| Problem to work on |
Count how many lines below include the string "Sismos", and give that number without anything else.

| Information shown |
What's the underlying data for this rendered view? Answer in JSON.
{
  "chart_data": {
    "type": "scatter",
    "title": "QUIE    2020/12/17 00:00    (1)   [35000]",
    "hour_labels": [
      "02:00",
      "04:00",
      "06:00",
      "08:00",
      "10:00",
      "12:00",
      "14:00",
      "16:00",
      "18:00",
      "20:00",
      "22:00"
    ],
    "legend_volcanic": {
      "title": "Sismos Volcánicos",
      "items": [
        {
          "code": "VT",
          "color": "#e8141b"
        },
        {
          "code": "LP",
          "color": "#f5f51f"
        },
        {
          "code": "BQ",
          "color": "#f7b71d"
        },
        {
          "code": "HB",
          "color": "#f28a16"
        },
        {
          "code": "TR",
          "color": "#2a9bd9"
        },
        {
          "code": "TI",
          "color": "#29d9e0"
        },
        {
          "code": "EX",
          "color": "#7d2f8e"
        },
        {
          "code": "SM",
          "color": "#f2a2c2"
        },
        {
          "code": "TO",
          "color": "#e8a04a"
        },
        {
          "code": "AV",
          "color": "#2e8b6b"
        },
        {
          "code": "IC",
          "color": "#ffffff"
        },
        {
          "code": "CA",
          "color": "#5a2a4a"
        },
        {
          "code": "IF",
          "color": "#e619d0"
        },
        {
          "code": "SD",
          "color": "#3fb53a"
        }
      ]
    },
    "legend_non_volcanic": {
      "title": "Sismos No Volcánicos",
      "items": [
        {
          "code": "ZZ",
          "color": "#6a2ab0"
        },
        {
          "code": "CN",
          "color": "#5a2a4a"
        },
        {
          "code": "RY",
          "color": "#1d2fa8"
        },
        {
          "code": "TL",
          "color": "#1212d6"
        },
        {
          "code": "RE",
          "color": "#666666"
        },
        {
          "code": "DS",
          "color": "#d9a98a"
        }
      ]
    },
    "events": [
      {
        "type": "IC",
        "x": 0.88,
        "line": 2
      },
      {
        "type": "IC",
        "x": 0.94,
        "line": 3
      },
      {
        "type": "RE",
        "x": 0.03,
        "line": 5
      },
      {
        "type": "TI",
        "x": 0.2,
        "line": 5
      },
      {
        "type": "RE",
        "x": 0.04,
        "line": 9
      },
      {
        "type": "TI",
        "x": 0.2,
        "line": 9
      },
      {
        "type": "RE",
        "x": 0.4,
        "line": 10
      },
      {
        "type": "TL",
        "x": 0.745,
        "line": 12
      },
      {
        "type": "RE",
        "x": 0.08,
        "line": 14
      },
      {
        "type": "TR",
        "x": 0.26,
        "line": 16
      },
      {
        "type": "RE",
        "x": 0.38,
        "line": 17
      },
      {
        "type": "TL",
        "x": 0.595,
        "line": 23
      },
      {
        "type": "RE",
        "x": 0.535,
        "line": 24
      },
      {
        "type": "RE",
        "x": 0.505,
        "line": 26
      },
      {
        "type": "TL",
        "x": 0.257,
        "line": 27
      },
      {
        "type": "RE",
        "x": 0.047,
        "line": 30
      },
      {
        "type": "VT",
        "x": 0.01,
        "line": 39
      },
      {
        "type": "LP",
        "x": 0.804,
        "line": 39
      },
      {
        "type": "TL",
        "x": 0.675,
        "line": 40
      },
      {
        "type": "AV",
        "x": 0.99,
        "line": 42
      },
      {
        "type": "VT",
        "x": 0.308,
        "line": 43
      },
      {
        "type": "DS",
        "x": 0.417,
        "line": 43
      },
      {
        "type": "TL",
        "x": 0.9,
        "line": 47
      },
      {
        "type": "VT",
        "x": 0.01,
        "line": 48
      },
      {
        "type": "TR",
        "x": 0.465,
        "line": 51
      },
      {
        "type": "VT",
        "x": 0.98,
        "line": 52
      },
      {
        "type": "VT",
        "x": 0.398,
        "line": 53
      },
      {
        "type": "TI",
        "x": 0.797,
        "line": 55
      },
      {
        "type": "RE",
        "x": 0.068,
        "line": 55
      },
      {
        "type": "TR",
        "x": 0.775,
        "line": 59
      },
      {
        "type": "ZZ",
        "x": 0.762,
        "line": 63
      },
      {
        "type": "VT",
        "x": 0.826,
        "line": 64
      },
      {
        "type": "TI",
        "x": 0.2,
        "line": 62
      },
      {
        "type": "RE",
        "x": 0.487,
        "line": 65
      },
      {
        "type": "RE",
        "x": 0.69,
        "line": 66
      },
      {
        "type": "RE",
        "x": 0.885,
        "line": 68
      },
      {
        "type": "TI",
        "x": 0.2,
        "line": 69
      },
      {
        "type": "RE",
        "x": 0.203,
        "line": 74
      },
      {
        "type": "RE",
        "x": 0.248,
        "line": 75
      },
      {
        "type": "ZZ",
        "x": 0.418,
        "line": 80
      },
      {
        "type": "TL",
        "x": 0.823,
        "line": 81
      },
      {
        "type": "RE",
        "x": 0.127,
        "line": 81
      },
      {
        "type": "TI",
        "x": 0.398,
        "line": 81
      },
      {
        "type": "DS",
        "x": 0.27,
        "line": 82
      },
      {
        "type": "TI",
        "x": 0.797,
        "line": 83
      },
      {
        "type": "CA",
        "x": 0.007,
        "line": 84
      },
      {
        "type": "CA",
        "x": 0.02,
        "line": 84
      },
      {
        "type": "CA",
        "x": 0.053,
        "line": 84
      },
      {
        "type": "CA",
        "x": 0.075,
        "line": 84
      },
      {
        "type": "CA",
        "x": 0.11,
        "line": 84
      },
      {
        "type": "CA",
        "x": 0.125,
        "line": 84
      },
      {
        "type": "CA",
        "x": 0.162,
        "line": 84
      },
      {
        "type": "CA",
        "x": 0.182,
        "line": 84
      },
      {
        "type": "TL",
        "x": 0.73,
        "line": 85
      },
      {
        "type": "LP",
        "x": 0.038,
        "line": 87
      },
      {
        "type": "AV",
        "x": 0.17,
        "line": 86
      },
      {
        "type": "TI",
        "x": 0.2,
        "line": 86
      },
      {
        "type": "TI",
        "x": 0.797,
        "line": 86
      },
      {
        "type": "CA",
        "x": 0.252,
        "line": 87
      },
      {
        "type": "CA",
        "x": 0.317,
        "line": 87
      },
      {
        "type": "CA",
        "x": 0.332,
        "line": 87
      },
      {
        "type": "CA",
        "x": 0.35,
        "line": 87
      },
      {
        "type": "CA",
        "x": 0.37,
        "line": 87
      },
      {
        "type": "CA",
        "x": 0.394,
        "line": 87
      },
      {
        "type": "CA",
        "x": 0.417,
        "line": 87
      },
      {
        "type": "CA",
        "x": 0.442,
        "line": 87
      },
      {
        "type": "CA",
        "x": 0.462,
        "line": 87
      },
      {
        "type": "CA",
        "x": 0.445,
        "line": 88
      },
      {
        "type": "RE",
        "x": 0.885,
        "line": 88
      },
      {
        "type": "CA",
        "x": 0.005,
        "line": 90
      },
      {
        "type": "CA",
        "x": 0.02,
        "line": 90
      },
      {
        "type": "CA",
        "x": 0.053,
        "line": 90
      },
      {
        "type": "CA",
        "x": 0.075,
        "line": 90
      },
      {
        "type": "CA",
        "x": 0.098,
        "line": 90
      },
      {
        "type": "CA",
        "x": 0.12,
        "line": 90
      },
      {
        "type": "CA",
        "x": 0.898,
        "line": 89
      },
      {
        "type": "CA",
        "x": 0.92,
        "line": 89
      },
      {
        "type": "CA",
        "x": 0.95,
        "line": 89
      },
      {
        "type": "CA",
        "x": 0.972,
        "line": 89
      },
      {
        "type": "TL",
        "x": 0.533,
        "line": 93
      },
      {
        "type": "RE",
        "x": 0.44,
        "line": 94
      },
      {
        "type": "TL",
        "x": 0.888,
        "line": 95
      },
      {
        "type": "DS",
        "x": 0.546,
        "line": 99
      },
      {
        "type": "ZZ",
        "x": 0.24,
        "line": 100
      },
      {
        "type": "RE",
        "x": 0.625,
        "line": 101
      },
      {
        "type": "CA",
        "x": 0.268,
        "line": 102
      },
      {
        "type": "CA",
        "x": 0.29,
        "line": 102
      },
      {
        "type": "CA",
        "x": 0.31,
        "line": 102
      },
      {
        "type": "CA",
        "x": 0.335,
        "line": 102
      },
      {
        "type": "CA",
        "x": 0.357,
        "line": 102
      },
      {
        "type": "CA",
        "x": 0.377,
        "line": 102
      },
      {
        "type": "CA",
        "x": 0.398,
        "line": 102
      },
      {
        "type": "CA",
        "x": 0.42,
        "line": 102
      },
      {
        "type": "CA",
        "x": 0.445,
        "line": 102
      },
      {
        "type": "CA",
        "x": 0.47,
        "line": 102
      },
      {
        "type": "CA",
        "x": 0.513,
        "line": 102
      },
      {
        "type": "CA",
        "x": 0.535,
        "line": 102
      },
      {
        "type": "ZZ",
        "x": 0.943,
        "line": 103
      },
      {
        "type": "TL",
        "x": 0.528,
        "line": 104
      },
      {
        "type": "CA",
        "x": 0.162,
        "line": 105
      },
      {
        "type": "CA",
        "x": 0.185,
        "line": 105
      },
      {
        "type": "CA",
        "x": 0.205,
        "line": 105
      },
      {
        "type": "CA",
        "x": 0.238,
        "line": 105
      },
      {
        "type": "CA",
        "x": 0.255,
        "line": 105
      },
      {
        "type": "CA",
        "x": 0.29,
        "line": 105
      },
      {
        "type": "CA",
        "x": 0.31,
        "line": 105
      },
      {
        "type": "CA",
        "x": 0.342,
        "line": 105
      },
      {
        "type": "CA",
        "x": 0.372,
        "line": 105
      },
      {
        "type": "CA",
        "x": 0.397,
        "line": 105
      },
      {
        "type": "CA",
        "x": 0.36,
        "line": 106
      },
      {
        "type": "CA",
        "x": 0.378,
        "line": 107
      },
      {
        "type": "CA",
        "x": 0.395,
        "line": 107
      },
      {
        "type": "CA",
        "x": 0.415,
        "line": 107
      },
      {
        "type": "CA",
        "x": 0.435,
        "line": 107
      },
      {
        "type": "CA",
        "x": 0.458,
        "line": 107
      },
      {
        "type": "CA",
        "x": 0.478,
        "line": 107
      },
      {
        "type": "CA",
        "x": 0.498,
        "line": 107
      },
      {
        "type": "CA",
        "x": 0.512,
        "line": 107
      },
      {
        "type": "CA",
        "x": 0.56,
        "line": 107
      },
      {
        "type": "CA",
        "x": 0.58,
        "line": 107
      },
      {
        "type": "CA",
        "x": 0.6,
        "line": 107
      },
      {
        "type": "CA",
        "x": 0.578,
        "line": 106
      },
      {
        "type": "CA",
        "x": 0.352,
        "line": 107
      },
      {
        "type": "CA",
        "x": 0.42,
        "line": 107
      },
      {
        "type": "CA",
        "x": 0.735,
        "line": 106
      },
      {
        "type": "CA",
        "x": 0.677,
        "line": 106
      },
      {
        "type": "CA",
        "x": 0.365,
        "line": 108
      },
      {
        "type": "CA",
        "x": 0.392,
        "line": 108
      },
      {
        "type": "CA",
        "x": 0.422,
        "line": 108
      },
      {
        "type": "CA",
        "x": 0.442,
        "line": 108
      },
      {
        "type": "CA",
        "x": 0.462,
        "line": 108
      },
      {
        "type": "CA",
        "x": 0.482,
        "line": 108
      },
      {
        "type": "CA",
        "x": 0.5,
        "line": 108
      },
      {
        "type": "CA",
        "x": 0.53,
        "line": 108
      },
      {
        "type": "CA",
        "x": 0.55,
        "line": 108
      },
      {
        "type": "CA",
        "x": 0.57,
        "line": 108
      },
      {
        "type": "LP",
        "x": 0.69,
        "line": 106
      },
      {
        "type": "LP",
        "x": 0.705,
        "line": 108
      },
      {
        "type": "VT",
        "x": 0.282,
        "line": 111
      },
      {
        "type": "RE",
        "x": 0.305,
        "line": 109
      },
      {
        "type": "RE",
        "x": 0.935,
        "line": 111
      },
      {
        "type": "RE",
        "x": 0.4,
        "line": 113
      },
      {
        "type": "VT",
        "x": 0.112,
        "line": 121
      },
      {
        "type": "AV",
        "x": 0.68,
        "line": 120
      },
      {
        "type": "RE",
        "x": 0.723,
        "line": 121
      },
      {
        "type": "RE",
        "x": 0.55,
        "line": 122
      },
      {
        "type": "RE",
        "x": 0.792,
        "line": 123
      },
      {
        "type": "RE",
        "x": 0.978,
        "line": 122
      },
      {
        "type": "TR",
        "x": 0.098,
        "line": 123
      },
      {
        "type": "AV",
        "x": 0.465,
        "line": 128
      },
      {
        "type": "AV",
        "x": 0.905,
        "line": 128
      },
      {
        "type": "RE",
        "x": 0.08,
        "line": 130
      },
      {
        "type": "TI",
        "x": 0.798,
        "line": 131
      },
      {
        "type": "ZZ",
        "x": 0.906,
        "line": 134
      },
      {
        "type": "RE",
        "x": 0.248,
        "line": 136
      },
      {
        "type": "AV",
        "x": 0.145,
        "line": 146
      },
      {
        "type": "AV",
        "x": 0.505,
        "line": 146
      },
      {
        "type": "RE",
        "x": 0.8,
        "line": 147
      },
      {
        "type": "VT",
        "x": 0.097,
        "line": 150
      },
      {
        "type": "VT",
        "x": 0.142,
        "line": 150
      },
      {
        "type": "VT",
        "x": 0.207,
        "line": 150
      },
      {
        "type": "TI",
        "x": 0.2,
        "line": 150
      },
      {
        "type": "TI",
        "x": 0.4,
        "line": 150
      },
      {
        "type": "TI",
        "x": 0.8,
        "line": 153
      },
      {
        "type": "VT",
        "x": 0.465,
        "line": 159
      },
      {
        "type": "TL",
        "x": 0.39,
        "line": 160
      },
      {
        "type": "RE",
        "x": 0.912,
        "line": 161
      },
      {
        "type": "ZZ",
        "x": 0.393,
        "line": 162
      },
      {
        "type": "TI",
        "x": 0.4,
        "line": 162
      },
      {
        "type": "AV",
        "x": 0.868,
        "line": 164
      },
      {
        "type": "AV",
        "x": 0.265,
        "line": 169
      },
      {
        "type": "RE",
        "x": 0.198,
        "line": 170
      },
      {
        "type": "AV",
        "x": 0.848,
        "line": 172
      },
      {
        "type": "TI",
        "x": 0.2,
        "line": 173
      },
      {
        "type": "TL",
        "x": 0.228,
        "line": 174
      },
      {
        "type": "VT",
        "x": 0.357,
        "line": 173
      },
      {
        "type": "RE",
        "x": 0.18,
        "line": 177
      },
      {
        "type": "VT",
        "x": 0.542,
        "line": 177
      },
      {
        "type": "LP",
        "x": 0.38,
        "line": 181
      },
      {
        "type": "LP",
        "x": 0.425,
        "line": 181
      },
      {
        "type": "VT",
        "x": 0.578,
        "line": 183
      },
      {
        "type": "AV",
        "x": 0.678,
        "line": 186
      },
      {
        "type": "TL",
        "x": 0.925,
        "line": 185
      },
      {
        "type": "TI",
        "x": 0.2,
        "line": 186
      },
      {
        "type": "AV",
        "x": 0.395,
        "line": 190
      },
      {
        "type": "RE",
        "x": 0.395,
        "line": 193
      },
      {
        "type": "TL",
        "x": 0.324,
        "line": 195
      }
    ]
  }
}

| Output for this task |
2